** Begin Working data **

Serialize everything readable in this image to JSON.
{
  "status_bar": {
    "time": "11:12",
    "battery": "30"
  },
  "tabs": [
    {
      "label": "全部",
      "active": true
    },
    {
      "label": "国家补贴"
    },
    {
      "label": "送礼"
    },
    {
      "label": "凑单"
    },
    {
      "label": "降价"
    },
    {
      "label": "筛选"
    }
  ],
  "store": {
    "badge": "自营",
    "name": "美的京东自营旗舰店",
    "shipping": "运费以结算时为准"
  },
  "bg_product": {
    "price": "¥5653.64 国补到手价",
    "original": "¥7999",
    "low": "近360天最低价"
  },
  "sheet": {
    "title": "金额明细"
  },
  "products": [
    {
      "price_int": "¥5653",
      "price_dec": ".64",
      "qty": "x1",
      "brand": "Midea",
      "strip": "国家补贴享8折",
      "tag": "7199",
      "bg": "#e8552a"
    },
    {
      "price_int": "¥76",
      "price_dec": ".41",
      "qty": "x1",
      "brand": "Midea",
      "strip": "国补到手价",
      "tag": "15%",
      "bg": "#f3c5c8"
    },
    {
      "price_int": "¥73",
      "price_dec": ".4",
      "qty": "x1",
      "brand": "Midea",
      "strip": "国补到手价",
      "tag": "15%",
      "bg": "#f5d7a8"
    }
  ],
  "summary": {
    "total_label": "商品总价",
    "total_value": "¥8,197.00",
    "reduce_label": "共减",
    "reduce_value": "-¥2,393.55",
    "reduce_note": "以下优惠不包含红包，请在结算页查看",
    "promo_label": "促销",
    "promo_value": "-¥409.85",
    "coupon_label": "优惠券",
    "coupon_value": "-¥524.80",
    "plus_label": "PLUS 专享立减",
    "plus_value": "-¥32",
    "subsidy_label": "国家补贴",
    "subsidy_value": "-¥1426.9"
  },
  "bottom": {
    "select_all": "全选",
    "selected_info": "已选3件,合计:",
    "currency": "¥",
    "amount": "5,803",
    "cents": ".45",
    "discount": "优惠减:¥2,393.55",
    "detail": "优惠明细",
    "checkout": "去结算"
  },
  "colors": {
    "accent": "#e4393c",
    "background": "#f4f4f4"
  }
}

** End Working data **

Task details -
Write out the whole listing again, exactly as it stands.

Answer to the task -
Serialize everything readable in this image to JSON.
{
  "status_bar": {
    "time": "11:12",
    "battery": "30"
  },
  "tabs": [
    {
      "label": "全部",
      "active": true
    },
    {
      "label": "国家补贴"
    },
    {
      "label": "送礼"
    },
    {
      "label": "凑单"
    },
    {
      "label": "降价"
    },
    {
      "label": "筛选"
    }
  ],
  "store": {
    "badge": "自营",
    "name": "美的京东自营旗舰店",
    "shipping": "运费以结算时为准"
  },
  "bg_product": {
    "price": "¥5653.64 国补到手价",
    "original": "¥7999",
    "low": "近360天最低价"
  },
  "sheet": {
    "title": "金额明细"
  },
  "products": [
    {
      "price_int": "¥5653",
      "price_dec": ".64",
      "qty": "x1",
      "brand": "Midea",
      "strip": "国家补贴享8折",
      "tag": "7199",
      "bg": "#e8552a"
    },
    {
      "price_int": "¥76",
      "price_dec": ".41",
      "qty": "x1",
      "brand": "Midea",
      "strip": "国补到手价",
      "tag": "15%",
      "bg": "#f3c5c8"
    },
    {
      "price_int": "¥73",
      "price_dec": ".4",
      "qty": "x1",
      "brand": "Midea",
      "strip": "国补到手价",
      "tag": "15%",
      "bg": "#f5d7a8"
    }
  ],
  "summary": {
    "total_label": "商品总价",
    "total_value": "¥8,197.00",
    "reduce_label": "共减",
    "reduce_value": "-¥2,393.55",
    "reduce_note": "以下优惠不包含红包，请在结算页查看",
    "promo_label": "促销",
    "promo_value": "-¥409.85",
    "coupon_label": "优惠券",
    "coupon_value": "-¥524.80",
    "plus_label": "PLUS 专享立减",
    "plus_value": "-¥32",
    "subsidy_label": "国家补贴",
    "subsidy_value": "-¥1426.9"
  },
  "bottom": {
    "select_all": "全选",
    "selected_info": "已选3件,合计:",
    "currency": "¥",
    "amount": "5,803",
    "cents": ".45",
    "discount": "优惠减:¥2,393.55",
    "detail": "优惠明细",
    "checkout": "去结算"
  },
  "colors": {
    "accent": "#e4393c",
    "background": "#f4f4f4"
  }
}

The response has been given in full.